Set problem:
Reproduce the following items word for word, covering every one of them.

[Data records]

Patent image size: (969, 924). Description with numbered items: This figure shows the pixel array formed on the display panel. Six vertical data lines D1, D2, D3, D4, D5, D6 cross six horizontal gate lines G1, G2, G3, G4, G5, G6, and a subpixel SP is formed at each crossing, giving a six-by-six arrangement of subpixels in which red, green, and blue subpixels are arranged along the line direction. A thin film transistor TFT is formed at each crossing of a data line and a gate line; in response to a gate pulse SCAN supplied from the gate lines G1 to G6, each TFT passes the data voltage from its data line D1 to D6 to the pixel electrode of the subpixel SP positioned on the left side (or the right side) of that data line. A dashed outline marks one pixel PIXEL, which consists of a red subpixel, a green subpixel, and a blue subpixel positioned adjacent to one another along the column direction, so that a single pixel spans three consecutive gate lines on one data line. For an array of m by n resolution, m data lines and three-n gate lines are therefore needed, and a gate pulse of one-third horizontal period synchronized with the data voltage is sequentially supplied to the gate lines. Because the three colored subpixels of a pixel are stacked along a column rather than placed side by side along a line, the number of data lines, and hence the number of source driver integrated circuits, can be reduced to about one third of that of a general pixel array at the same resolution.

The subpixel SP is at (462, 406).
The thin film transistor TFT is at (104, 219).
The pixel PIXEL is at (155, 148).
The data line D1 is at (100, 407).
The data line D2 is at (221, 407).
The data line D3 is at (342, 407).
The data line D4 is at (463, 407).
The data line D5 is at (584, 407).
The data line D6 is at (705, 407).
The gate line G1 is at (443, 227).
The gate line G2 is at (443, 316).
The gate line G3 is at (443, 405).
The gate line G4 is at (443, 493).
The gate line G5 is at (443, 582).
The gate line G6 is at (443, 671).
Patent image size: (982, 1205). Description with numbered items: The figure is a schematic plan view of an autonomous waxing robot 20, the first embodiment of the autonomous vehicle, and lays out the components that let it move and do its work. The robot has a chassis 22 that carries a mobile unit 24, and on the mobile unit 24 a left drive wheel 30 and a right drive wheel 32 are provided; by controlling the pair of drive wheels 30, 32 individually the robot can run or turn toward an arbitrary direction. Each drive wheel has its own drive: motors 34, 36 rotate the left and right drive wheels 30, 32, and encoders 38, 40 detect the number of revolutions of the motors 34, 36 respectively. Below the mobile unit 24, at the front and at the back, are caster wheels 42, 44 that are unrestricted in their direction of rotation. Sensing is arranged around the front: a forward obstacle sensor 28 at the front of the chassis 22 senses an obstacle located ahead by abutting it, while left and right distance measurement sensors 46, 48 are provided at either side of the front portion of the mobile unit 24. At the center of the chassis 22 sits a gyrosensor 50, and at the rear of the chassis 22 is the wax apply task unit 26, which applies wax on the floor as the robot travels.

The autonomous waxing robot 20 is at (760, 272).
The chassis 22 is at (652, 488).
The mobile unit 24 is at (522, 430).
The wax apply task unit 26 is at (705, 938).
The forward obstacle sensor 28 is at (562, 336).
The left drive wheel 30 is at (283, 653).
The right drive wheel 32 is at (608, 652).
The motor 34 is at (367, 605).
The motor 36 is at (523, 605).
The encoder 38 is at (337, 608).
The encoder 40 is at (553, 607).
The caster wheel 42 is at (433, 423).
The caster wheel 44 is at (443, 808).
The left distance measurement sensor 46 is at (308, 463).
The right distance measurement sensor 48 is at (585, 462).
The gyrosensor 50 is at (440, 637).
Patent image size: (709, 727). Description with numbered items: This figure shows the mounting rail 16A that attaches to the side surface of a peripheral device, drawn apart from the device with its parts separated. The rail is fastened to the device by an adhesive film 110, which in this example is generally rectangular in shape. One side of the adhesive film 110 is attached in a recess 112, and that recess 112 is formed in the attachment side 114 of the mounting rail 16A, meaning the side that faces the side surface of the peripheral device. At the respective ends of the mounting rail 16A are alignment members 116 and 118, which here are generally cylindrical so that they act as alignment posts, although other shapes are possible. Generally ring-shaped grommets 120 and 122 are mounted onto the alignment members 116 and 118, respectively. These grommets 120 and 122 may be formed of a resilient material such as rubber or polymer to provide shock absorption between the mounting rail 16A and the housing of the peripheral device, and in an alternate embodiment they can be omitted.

Problem solution:
Patent image size: (969, 924). Description with numbered items: This figure shows the pixel array formed on the display panel. Six vertical data lines D1, D2, D3, D4, D5, D6 cross six horizontal gate lines G1, G2, G3, G4, G5, G6, and a subpixel SP is formed at each crossing, giving a six-by-six arrangement of subpixels in which red, green, and blue subpixels are arranged along the line direction. A thin film transistor TFT is formed at each crossing of a data line and a gate line; in response to a gate pulse SCAN supplied from the gate lines G1 to G6, each TFT passes the data voltage from its data line D1 to D6 to the pixel electrode of the subpixel SP positioned on the left side (or the right side) of that data line. A dashed outline marks one pixel PIXEL, which consists of a red subpixel, a green subpixel, and a blue subpixel positioned adjacent to one another along the column direction, so that a single pixel spans three consecutive gate lines on one data line. For an array of m by n resolution, m data lines and three-n gate lines are therefore needed, and a gate pulse of one-third horizontal period synchronized with the data voltage is sequentially supplied to the gate lines. Because the three colored subpixels of a pixel are stacked along a column rather than placed side by side along a line, the number of data lines, and hence the number of source driver integrated circuits, can be reduced to about one third of that of a general pixel array at the same resolution.

The subpixel SP is at (462, 406).
The thin film transistor TFT is at (104, 219).
The pixel PIXEL is at (155, 148).
The data line D1 is at (100, 407).
The data line D2 is at (221, 407).
The data line D3 is at (342, 407).
The data line D4 is at (463, 407).
The data line D5 is at (584, 407).
The data line D6 is at (705, 407).
The gate line G1 is at (443, 227).
The gate line G2 is at (443, 316).
The gate line G3 is at (443, 405).
The gate line G4 is at (443, 493).
The gate line G5 is at (443, 582).
The gate line G6 is at (443, 671).
Patent image size: (982, 1205). Description with numbered items: The figure is a schematic plan view of an autonomous waxing robot 20, the first embodiment of the autonomous vehicle, and lays out the components that let it move and do its work. The robot has a chassis 22 that carries a mobile unit 24, and on the mobile unit 24 a left drive wheel 30 and a right drive wheel 32 are provided; by controlling the pair of drive wheels 30, 32 individually the robot can run or turn toward an arbitrary direction. Each drive wheel has its own drive: motors 34, 36 rotate the left and right drive wheels 30, 32, and encoders 38, 40 detect the number of revolutions of the motors 34, 36 respectively. Below the mobile unit 24, at the front and at the back, are caster wheels 42, 44 that are unrestricted in their direction of rotation. Sensing is arranged around the front: a forward obstacle sensor 28 at the front of the chassis 22 senses an obstacle located ahead by abutting it, while left and right distance measurement sensors 46, 48 are provided at either side of the front portion of the mobile unit 24. At the center of the chassis 22 sits a gyrosensor 50, and at the rear of the chassis 22 is the wax apply task unit 26, which applies wax on the floor as the robot travels.

The autonomous waxing robot 20 is at (760, 272).
The chassis 22 is at (652, 488).
The mobile unit 24 is at (522, 430).
The wax apply task unit 26 is at (705, 938).
The forward obstacle sensor 28 is at (562, 336).
The left drive wheel 30 is at (283, 653).
The right drive wheel 32 is at (608, 652).
The motor 34 is at (367, 605).
The motor 36 is at (523, 605).
The encoder 38 is at (337, 608).
The encoder 40 is at (553, 607).
The caster wheel 42 is at (433, 423).
The caster wheel 44 is at (443, 808).
The left distance measurement sensor 46 is at (308, 463).
The right distance measurement sensor 48 is at (585, 462).
The gyrosensor 50 is at (440, 637).
Patent image size: (709, 727). Description with numbered items: This figure shows the mounting rail 16A that attaches to the side surface of a peripheral device, drawn apart from the device with its parts separated. The rail is fastened to the device by an adhesive film 110, which in this example is generally rectangular in shape. One side of the adhesive film 110 is attached in a recess 112, and that recess 112 is formed in the attachment side 114 of the mounting rail 16A, meaning the side that faces the side surface of the peripheral device. At the respective ends of the mounting rail 16A are alignment members 116 and 118, which here are generally cylindrical so that they act as alignment posts, although other shapes are possible. Generally ring-shaped grommets 120 and 122 are mounted onto the alignment members 116 and 118, respectively. These grommets 120 and 122 may be formed of a resilient material such as rubber or polymer to provide shock absorption between the mounting rail 16A and the housing of the peripheral device, and in an alternate embodiment they can be omitted.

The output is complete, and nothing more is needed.